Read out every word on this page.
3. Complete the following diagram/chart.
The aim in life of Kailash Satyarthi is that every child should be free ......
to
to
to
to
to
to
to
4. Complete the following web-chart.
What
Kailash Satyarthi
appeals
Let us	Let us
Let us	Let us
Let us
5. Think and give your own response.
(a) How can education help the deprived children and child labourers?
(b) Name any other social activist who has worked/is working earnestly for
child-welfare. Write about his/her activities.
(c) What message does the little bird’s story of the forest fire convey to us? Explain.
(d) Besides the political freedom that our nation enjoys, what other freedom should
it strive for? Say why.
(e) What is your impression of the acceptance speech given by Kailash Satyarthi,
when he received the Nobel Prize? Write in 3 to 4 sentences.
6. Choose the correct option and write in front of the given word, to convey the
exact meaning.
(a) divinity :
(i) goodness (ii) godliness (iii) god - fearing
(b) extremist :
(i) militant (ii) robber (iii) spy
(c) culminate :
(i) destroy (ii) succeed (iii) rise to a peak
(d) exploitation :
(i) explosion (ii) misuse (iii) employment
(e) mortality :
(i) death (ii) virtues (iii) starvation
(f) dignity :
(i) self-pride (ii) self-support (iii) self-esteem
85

--- --- ---

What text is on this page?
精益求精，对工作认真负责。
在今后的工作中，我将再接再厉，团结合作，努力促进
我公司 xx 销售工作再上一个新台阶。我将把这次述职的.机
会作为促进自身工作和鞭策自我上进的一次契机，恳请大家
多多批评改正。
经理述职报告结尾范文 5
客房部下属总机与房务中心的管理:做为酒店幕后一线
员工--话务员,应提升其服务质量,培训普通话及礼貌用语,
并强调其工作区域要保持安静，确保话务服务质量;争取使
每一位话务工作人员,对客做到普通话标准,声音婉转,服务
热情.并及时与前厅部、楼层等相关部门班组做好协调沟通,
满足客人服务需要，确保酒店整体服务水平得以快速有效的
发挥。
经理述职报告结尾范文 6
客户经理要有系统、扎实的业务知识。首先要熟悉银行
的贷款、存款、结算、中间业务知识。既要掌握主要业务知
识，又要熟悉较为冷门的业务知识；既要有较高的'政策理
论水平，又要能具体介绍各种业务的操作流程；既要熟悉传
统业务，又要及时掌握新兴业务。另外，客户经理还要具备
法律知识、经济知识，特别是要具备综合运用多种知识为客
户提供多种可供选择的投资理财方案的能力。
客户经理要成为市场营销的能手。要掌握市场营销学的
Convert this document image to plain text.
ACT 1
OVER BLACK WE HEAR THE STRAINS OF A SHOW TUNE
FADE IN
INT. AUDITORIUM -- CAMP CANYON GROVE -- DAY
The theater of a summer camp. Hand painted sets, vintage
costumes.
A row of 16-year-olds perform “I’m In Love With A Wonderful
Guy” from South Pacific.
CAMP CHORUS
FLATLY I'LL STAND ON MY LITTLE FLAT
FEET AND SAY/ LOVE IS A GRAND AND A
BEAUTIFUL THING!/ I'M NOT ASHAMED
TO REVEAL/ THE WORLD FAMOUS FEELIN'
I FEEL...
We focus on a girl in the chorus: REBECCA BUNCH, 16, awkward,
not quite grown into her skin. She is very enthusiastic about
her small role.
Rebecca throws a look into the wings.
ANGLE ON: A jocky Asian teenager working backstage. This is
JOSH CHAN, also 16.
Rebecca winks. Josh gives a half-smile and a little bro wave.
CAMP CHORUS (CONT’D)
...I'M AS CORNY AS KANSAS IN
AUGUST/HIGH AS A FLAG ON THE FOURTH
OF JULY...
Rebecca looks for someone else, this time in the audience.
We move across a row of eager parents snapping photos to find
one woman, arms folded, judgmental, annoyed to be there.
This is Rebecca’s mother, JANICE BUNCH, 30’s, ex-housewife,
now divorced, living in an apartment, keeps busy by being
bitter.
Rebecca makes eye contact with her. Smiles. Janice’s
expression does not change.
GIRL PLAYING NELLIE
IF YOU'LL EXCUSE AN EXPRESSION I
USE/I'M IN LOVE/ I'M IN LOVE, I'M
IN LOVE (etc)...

--- --- ---

Exercise directions -
Locate all lines that include the word "should" and copy them out.

Written answer -
The aim in life of Kailash Satyarthi is that every child should be free ......
(d) Besides the political freedom that our nation enjoys, what other freedom should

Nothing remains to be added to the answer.